:: Textauszug ::
※ ※ ※

Dann hast du zu mindest auch ne Fehlermeldung...

----------

## Finswimmer

Oder mit DISPLAY=:0 firefox

Natürlich als User, der auch eingeloggt ist.

Tobi

----------

## Polynomial-C

Hi,

na das klingt ja mal nach einem sehr ärgerlichen Problem.

Hast du schonmal geschaut, ob das Problem nur mit einem bestimmten Benutzeraccount auftritt? Oder anders gefragt, hast du die gleichen Probleme mit einem frisch erstellten Benutzeraccount ebenfalls?

Grüße

Poly-C

----------

## buthus

Hallo,

vielen Dank für Eure Hilfe. Ich hab nun mal den Tipp von franzf probiert.

Ergebnis es gibt dort keine Fehler. Dort kann ich aus der Konsole alle Programme starten problemlos.

Wechsel ich jedoch wieder in KDE, Gnome oder Fluxbox kann ich kein einziges Programm starten....

Könnt Ihr euch daraus ein Reim machen?

----------

## ChrisJumper

Klingt merkwürdig.

※ ※ ※

:: Datenabschnitt ::
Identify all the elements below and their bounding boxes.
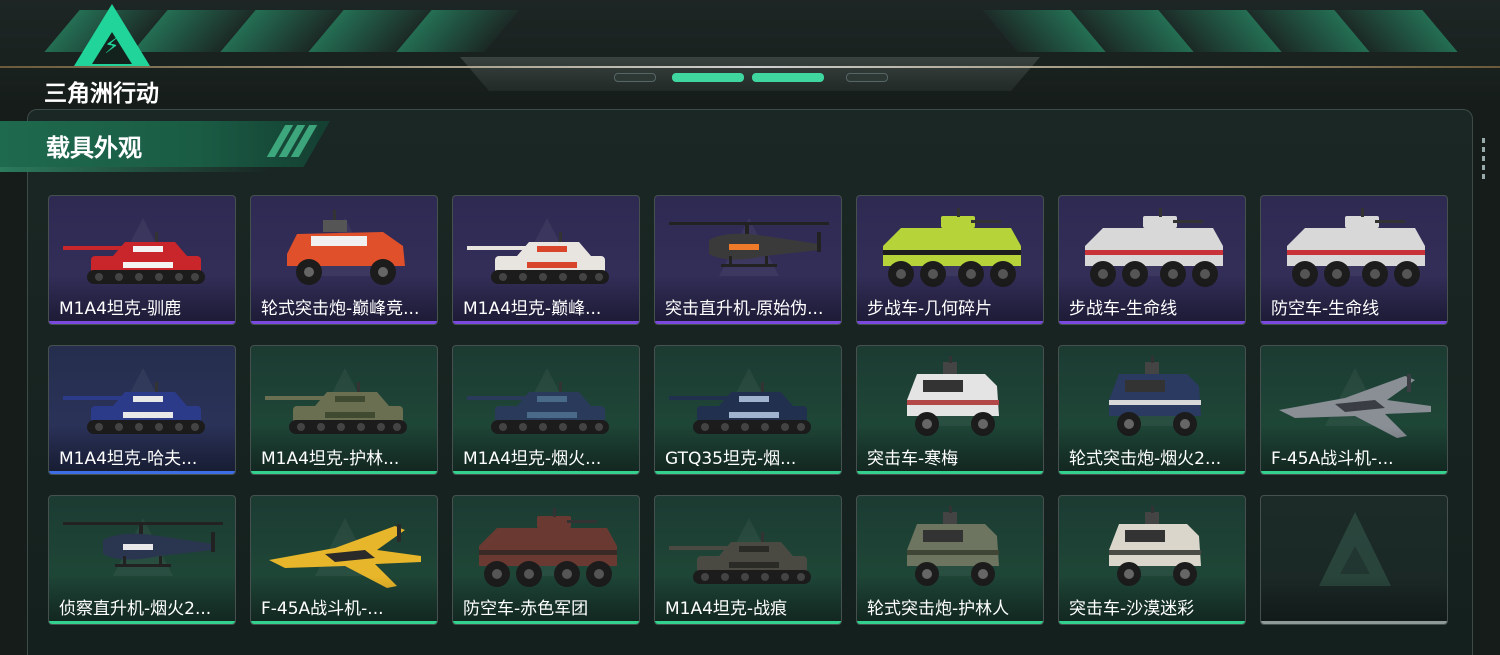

※ ※ ※

:: Zu erledigen ::
[1] Beantworte zum Forumsauszug über nicht startende Programme folgende Fragen:
(a) Mit welchem Befehl soll Firefox laut Finswimmer gestartet werden?
(b) Mit welcher Art von Benutzeraccount soll das Problem laut Polynomial-C getestet werden?
(c) In welchen Umgebungen kann buthus kein einziges Programm starten?
[2] Setze den Forumsauszug über nicht startende Programme nach seinem letzten Satz fort.

:: Lösungen ::
[1]
(a) Mit DISPLAY=:0 firefox.
(b) Mit einem frisch erstellten Benutzeraccount.
(c) In KDE, Gnome und Fluxbox.

[2]
Beschreibe doch mal ein wenig was nicht passiert :) Wird der Pc langsamer, ruckelt die Maus? Verwendest du Compiz oder sowas?

Hast du vielleicht keinen Festplattenplatz mehr frei oder der gleichen? Oder einen anderen Speicherfresser (free -m)? Führe doch mal top von der "normalen" Konsole aus...

----------

## buthus

Hallo,

top reiche ich heute Abend nach, bin gerade auf der Arbeit.

Also Plattenspeicher ist ausreichend vorhanden, eine große CPU Auslastung ist auch nicht zu spüren (zwischen 3 und 10%)

Compiz hab ich nicht am laufen.

Unter KDE 4.1 sieht man kurz das jeweilige Symbol am Mauszeiger hüpfen, welches dann nach einer kurzen Zeit wieder verschwindet.

Bei Fluxbox habe ich auch conky laufen, dort sieht man kurz das, das angeforderte Programm einen Task öffnet der aber nach 1 bis 2 Sekunden wieder verschwindet.

Was zudem noch seltsam ist, das sich Opera als einziges Programm zwar öffnen lässt, aber nicht wie gewohnt im Vordergrund erscheint, sondern hinter den automatisch gestarteten Eterm Fenstern mit centerim und ncmpc.

Aber weder centerim noch ncmpc lassen sich bedienen.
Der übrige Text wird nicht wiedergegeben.